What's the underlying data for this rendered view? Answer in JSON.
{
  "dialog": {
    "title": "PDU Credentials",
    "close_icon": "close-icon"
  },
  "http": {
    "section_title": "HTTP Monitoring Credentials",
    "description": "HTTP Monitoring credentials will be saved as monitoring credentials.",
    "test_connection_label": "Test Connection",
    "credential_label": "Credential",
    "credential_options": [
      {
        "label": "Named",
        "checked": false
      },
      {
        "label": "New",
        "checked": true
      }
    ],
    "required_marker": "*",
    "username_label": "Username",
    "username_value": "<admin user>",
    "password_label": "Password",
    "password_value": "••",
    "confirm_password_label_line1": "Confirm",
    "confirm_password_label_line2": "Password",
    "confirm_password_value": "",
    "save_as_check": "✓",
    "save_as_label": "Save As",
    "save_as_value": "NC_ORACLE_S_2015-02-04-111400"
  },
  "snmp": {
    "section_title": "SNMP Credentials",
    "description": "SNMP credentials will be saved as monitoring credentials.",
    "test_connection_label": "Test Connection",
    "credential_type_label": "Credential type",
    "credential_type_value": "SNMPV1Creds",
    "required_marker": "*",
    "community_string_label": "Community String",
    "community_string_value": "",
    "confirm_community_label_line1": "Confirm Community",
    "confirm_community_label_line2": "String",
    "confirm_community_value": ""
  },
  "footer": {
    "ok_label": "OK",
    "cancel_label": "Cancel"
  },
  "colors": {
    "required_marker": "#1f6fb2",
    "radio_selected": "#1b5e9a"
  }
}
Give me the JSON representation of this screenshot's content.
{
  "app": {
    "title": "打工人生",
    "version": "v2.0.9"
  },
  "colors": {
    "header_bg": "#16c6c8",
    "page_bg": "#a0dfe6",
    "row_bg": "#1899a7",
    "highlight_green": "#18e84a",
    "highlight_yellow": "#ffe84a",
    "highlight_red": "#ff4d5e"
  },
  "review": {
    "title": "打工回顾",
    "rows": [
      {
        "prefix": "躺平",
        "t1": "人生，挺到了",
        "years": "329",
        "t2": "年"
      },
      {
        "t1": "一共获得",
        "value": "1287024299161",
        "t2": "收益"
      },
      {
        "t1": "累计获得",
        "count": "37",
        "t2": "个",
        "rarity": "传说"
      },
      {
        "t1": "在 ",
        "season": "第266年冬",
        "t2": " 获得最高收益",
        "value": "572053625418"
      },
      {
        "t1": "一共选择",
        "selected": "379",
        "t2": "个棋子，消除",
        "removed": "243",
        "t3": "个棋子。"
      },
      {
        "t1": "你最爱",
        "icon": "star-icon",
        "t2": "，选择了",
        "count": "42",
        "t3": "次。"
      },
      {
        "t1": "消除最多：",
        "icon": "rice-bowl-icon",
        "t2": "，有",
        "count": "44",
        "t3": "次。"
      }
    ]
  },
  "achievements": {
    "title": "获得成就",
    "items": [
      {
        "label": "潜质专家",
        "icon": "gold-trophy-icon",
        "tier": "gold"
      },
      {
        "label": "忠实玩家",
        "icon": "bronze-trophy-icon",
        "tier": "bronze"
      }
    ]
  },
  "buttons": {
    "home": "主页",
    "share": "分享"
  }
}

(Exercise aim):
From the listing above, pick out each line where the word "icon" appears.

(Correct output):
    "close_icon": "close-icon"
        "icon": "star-icon",
        "icon": "rice-bowl-icon",
        "icon": "gold-trophy-icon",
        "icon": "bronze-trophy-icon",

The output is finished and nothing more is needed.